→ **Extracted data**
· · · · ·

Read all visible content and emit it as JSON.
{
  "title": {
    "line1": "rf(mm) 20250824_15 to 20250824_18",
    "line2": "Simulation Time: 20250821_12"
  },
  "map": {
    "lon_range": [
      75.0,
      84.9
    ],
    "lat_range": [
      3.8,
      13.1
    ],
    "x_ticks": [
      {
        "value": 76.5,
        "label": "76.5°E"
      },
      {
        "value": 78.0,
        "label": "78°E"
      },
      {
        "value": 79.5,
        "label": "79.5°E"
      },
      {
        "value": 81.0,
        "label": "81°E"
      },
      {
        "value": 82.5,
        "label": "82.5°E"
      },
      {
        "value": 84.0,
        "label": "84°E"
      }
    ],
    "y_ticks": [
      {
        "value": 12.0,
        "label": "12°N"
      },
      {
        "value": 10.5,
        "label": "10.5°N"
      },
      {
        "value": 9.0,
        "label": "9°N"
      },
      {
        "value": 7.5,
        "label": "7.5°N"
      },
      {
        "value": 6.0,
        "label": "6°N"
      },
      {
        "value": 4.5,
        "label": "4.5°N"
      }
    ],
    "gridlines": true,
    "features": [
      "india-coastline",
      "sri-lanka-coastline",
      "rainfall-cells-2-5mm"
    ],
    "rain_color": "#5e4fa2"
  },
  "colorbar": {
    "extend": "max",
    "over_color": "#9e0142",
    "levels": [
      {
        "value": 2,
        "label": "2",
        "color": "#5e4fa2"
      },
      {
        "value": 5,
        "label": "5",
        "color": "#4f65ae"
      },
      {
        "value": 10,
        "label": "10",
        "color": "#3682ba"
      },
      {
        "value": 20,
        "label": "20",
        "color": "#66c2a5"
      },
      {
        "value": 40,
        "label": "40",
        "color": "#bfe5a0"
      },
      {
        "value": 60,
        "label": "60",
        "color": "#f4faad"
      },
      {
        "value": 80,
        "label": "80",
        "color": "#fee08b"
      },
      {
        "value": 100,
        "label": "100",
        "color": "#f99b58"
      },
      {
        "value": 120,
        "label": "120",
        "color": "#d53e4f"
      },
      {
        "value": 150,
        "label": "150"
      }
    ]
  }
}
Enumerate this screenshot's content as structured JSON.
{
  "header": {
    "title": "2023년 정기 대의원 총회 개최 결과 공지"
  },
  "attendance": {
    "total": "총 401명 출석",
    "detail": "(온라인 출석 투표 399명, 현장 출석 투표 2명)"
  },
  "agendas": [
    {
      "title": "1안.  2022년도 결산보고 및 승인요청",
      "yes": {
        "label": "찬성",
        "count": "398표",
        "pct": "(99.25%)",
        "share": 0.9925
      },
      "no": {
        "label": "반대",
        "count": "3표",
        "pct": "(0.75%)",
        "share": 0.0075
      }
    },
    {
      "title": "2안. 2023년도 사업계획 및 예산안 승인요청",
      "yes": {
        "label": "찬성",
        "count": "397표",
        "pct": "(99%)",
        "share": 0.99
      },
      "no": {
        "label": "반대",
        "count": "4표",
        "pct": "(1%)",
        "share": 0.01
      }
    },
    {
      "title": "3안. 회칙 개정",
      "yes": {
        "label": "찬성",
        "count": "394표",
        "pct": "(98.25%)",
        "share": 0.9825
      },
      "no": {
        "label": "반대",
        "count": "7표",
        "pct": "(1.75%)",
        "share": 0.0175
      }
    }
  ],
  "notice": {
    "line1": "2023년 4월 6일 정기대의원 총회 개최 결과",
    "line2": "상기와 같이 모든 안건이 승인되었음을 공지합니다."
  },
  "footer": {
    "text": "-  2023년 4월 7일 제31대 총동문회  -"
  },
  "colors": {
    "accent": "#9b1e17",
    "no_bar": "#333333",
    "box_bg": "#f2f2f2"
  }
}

· · · · ·

→ **Required task**
Scan the listing above for the word "coastline" and copy every line that holds it.

→ **Written solution**
      "india-coastline",
      "sri-lanka-coastline",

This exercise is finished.